=== ENTRIES PROVIDED ===
## begin
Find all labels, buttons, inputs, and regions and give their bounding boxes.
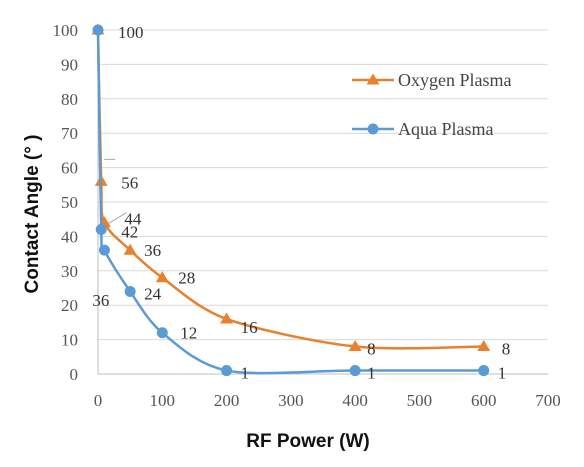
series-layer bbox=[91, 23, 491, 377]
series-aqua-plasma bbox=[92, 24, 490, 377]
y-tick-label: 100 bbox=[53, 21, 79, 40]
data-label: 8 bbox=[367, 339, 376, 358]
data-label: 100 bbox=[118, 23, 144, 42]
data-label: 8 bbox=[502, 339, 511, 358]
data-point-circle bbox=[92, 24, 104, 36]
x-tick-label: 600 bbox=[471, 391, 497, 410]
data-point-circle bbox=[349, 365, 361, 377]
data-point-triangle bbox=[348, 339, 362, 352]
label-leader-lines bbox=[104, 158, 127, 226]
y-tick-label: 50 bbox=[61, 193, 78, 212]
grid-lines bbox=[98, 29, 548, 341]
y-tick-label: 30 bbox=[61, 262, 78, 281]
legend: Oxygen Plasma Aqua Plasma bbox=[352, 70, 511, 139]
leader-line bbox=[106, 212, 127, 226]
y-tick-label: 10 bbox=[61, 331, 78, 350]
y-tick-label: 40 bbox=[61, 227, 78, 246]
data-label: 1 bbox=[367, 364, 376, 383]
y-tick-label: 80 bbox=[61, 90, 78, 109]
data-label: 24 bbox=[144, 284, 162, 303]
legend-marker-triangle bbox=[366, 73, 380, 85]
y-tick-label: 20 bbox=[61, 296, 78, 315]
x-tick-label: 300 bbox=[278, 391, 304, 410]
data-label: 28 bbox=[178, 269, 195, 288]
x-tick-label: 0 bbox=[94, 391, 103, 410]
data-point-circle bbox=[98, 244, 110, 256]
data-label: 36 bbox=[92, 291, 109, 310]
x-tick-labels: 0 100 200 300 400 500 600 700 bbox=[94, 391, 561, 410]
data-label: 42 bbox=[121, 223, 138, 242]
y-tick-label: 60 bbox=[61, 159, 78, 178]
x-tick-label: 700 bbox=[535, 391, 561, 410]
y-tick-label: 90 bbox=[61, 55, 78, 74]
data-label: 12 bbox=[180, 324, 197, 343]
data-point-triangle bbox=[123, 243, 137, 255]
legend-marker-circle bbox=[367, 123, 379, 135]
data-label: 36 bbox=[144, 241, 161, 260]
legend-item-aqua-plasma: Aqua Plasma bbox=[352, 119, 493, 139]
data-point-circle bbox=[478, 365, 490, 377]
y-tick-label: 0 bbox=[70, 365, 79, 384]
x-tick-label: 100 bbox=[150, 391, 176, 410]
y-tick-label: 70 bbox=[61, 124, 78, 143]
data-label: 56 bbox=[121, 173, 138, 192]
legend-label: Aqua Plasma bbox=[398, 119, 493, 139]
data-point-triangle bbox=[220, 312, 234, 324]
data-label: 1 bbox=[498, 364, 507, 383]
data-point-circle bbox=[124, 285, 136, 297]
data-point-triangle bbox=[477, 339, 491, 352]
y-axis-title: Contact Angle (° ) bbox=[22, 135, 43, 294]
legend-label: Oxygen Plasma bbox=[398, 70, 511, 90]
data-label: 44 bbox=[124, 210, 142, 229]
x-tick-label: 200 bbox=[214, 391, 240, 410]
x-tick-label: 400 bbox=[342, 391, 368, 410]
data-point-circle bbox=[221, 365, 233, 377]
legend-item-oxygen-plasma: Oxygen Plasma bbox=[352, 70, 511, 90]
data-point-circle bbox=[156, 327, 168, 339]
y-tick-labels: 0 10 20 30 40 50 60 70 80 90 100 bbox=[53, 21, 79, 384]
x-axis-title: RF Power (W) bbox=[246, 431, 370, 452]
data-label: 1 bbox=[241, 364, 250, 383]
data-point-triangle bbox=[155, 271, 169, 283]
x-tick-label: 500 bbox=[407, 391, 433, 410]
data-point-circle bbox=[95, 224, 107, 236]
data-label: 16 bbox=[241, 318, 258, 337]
## end
=== TASK PROMPT ===
Reproduce only the items from the line with "series-layer bbox=[91, 23, 491, 377]" through the line with "label-leader-lines bbox=[104, 158, 127, 226]", replacing "data-label" with "value-label" wherever it occurs and leaving everything else unchanged.

=== SOLUTION FOR THIS PROBLEM ===
series-layer bbox=[91, 23, 491, 377]
series-aqua-plasma bbox=[92, 24, 490, 377]
y-tick-label: 100 bbox=[53, 21, 79, 40]
value-label: 8 bbox=[367, 339, 376, 358]
value-label: 100 bbox=[118, 23, 144, 42]
value-label: 8 bbox=[502, 339, 511, 358]
data-point-circle bbox=[92, 24, 104, 36]
x-tick-label: 600 bbox=[471, 391, 497, 410]
data-point-circle bbox=[349, 365, 361, 377]
data-point-triangle bbox=[348, 339, 362, 352]
label-leader-lines bbox=[104, 158, 127, 226]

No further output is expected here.